Give the data below again, word for word.

----

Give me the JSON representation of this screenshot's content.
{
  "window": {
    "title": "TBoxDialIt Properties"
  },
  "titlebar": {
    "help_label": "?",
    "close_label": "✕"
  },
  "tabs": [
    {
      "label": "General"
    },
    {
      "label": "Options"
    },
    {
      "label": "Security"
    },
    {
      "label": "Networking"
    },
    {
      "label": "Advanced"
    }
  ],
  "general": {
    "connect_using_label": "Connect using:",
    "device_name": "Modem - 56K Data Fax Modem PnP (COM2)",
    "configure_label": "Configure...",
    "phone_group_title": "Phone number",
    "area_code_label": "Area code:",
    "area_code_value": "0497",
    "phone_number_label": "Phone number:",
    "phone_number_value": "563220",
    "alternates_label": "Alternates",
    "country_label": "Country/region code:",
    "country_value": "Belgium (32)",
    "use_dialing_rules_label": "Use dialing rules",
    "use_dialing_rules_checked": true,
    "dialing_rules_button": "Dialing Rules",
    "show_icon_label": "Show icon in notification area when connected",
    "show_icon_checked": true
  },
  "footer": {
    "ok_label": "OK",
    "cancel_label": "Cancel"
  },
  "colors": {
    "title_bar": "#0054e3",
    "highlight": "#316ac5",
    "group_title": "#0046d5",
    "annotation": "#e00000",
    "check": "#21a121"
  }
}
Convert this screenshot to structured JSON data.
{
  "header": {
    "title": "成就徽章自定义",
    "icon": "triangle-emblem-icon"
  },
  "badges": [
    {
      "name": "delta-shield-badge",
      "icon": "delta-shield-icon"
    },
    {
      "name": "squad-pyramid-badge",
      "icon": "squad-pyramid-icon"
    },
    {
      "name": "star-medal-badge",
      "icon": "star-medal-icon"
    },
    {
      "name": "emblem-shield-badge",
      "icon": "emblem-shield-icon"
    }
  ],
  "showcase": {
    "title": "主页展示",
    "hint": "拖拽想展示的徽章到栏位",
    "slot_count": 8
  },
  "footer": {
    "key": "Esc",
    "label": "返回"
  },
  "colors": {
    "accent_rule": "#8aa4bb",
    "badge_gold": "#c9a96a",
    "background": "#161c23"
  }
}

----

> **THE ANSWER**:
Give me the JSON representation of this screenshot's content.
{
  "window": {
    "title": "TBoxDialIt Properties"
  },
  "titlebar": {
    "help_label": "?",
    "close_label": "✕"
  },
  "tabs": [
    {
      "label": "General"
    },
    {
      "label": "Options"
    },
    {
      "label": "Security"
    },
    {
      "label": "Networking"
    },
    {
      "label": "Advanced"
    }
  ],
  "general": {
    "connect_using_label": "Connect using:",
    "device_name": "Modem - 56K Data Fax Modem PnP (COM2)",
    "configure_label": "Configure...",
    "phone_group_title": "Phone number",
    "area_code_label": "Area code:",
    "area_code_value": "0497",
    "phone_number_label": "Phone number:",
    "phone_number_value": "563220",
    "alternates_label": "Alternates",
    "country_label": "Country/region code:",
    "country_value": "Belgium (32)",
    "use_dialing_rules_label": "Use dialing rules",
    "use_dialing_rules_checked": true,
    "dialing_rules_button": "Dialing Rules",
    "show_icon_label": "Show icon in notification area when connected",
    "show_icon_checked": true
  },
  "footer": {
    "ok_label": "OK",
    "cancel_label": "Cancel"
  },
  "colors": {
    "title_bar": "#0054e3",
    "highlight": "#316ac5",
    "group_title": "#0046d5",
    "annotation": "#e00000",
    "check": "#21a121"
  }
}
Convert this screenshot to structured JSON data.
{
  "header": {
    "title": "成就徽章自定义",
    "icon": "triangle-emblem-icon"
  },
  "badges": [
    {
      "name": "delta-shield-badge",
      "icon": "delta-shield-icon"
    },
    {
      "name": "squad-pyramid-badge",
      "icon": "squad-pyramid-icon"
    },
    {
      "name": "star-medal-badge",
      "icon": "star-medal-icon"
    },
    {
      "name": "emblem-shield-badge",
      "icon": "emblem-shield-icon"
    }
  ],
  "showcase": {
    "title": "主页展示",
    "hint": "拖拽想展示的徽章到栏位",
    "slot_count": 8
  },
  "footer": {
    "key": "Esc",
    "label": "返回"
  },
  "colors": {
    "accent_rule": "#8aa4bb",
    "badge_gold": "#c9a96a",
    "background": "#161c23"
  }
}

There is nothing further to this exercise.